== Given instruction ==
From the listing that follows, output everything exactly except the pictures.

== Task data ==
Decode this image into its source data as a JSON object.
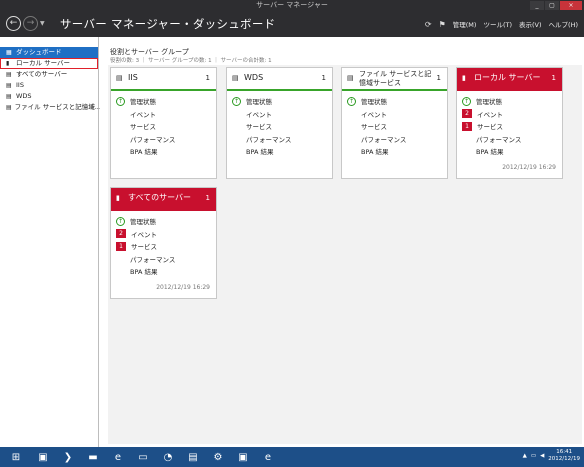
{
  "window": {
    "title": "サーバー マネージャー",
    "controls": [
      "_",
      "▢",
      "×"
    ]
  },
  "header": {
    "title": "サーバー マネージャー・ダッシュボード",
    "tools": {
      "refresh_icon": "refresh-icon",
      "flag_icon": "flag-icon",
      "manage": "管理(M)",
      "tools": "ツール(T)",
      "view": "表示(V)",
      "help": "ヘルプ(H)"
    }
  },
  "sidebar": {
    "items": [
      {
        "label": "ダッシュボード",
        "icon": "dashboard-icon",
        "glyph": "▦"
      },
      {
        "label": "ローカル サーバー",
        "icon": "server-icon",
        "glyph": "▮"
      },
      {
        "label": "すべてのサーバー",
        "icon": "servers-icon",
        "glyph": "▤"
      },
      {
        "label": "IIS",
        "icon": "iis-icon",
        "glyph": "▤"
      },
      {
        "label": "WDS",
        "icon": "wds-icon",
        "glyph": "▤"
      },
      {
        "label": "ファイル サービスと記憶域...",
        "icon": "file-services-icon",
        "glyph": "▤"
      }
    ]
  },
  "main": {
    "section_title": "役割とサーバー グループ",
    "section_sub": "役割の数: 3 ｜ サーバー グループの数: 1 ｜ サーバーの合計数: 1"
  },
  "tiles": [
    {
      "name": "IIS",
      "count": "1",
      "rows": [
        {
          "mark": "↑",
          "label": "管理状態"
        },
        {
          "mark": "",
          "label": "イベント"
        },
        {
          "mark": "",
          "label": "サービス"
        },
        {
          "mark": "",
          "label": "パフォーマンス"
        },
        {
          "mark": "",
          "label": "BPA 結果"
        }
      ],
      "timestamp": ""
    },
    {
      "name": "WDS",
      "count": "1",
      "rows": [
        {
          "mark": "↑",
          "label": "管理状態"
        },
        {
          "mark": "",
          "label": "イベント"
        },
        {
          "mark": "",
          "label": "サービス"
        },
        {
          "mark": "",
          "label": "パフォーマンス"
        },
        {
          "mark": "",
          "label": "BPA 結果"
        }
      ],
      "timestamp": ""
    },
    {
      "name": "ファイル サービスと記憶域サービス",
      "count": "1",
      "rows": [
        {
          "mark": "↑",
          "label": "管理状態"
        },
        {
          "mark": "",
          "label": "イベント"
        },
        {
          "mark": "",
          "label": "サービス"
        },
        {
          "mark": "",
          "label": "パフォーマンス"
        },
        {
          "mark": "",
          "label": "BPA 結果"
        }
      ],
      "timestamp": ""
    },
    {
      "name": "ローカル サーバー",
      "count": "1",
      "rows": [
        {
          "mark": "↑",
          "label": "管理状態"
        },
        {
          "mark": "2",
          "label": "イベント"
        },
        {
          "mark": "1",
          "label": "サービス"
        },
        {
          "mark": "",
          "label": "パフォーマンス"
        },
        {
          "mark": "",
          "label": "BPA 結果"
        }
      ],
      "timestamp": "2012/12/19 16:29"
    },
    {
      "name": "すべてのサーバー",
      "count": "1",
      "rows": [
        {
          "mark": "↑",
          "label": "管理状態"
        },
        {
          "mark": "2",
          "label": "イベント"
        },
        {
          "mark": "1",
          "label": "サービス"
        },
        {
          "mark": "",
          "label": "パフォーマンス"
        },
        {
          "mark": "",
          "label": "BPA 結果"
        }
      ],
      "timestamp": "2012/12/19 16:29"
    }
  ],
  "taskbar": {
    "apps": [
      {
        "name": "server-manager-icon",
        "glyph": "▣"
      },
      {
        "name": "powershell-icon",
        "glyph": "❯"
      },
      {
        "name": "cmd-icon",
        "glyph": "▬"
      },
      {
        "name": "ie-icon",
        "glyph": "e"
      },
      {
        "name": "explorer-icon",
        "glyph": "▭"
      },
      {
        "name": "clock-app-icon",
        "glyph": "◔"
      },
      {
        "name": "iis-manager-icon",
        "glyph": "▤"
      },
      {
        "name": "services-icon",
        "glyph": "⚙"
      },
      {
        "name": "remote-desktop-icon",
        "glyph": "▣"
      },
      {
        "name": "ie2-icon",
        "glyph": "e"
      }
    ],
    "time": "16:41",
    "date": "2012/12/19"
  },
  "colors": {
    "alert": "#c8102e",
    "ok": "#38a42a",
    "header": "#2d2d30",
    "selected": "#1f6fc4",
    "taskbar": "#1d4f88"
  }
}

== Response below ==
Decode this image into its source data as a JSON object.
{
  "window": {
    "title": "サーバー マネージャー",
    "controls": [
      "_",
      "▢",
      "×"
    ]
  },
  "header": {
    "title": "サーバー マネージャー・ダッシュボード",
    "tools": {
      "refresh_icon": "refresh-icon",
      "flag_icon": "flag-icon",
      "manage": "管理(M)",
      "tools": "ツール(T)",
      "view": "表示(V)",
      "help": "ヘルプ(H)"
    }
  },
  "sidebar": {
    "items": [
      {
        "label": "ダッシュボード",
        "icon": "dashboard-icon",
        "glyph": "▦"
      },
      {
        "label": "ローカル サーバー",
        "icon": "server-icon",
        "glyph": "▮"
      },
      {
        "label": "すべてのサーバー",
        "icon": "servers-icon",
        "glyph": "▤"
      },
      {
        "label": "IIS",
        "icon": "iis-icon",
        "glyph": "▤"
      },
      {
        "label": "WDS",
        "icon": "wds-icon",
        "glyph": "▤"
      },
      {
        "label": "ファイル サービスと記憶域...",
        "icon": "file-services-icon",
        "glyph": "▤"
      }
    ]
  },
  "main": {
    "section_title": "役割とサーバー グループ",
    "section_sub": "役割の数: 3 ｜ サーバー グループの数: 1 ｜ サーバーの合計数: 1"
  },
  "tiles": [
    {
      "name": "IIS",
      "count": "1",
      "rows": [
        {
          "mark": "↑",
          "label": "管理状態"
        },
        {
          "mark": "",
          "label": "イベント"
        },
        {
          "mark": "",
          "label": "サービス"
        },
        {
          "mark": "",
          "label": "パフォーマンス"
        },
        {
          "mark": "",
          "label": "BPA 結果"
        }
      ],
      "timestamp": ""
    },
    {
      "name": "WDS",
      "count": "1",
      "rows": [
        {
          "mark": "↑",
          "label": "管理状態"
        },
        {
          "mark": "",
          "label": "イベント"
        },
        {
          "mark": "",
          "label": "サービス"
        },
        {
          "mark": "",
          "label": "パフォーマンス"
        },
        {
          "mark": "",
          "label": "BPA 結果"
        }
      ],
      "timestamp": ""
    },
    {
      "name": "ファイル サービスと記憶域サービス",
      "count": "1",
      "rows": [
        {
          "mark": "↑",
          "label": "管理状態"
        },
        {
          "mark": "",
          "label": "イベント"
        },
        {
          "mark": "",
          "label": "サービス"
        },
        {
          "mark": "",
          "label": "パフォーマンス"
        },
        {
          "mark": "",
          "label": "BPA 結果"
        }
      ],
      "timestamp": ""
    },
    {
      "name": "ローカル サーバー",
      "count": "1",
      "rows": [
        {
          "mark": "↑",
          "label": "管理状態"
        },
        {
          "mark": "2",
          "label": "イベント"
        },
        {
          "mark": "1",
          "label": "サービス"
        },
        {
          "mark": "",
          "label": "パフォーマンス"
        },
        {
          "mark": "",
          "label": "BPA 結果"
        }
      ],
      "timestamp": "2012/12/19 16:29"
    },
    {
      "name": "すべてのサーバー",
      "count": "1",
      "rows": [
        {
          "mark": "↑",
          "label": "管理状態"
        },
        {
          "mark": "2",
          "label": "イベント"
        },
        {
          "mark": "1",
          "label": "サービス"
        },
        {
          "mark": "",
          "label": "パフォーマンス"
        },
        {
          "mark": "",
          "label": "BPA 結果"
        }
      ],
      "timestamp": "2012/12/19 16:29"
    }
  ],
  "taskbar": {
    "apps": [
      {
        "name": "server-manager-icon",
        "glyph": "▣"
      },
      {
        "name": "powershell-icon",
        "glyph": "❯"
      },
      {
        "name": "cmd-icon",
        "glyph": "▬"
      },
      {
        "name": "ie-icon",
        "glyph": "e"
      },
      {
        "name": "explorer-icon",
        "glyph": "▭"
      },
      {
        "name": "clock-app-icon",
        "glyph": "◔"
      },
      {
        "name": "iis-manager-icon",
        "glyph": "▤"
      },
      {
        "name": "services-icon",
        "glyph": "⚙"
      },
      {
        "name": "remote-desktop-icon",
        "glyph": "▣"
      },
      {
        "name": "ie2-icon",
        "glyph": "e"
      }
    ],
    "time": "16:41",
    "date": "2012/12/19"
  },
  "colors": {
    "alert": "#c8102e",
    "ok": "#38a42a",
    "header": "#2d2d30",
    "selected": "#1f6fc4",
    "taskbar": "#1d4f88"
  }
}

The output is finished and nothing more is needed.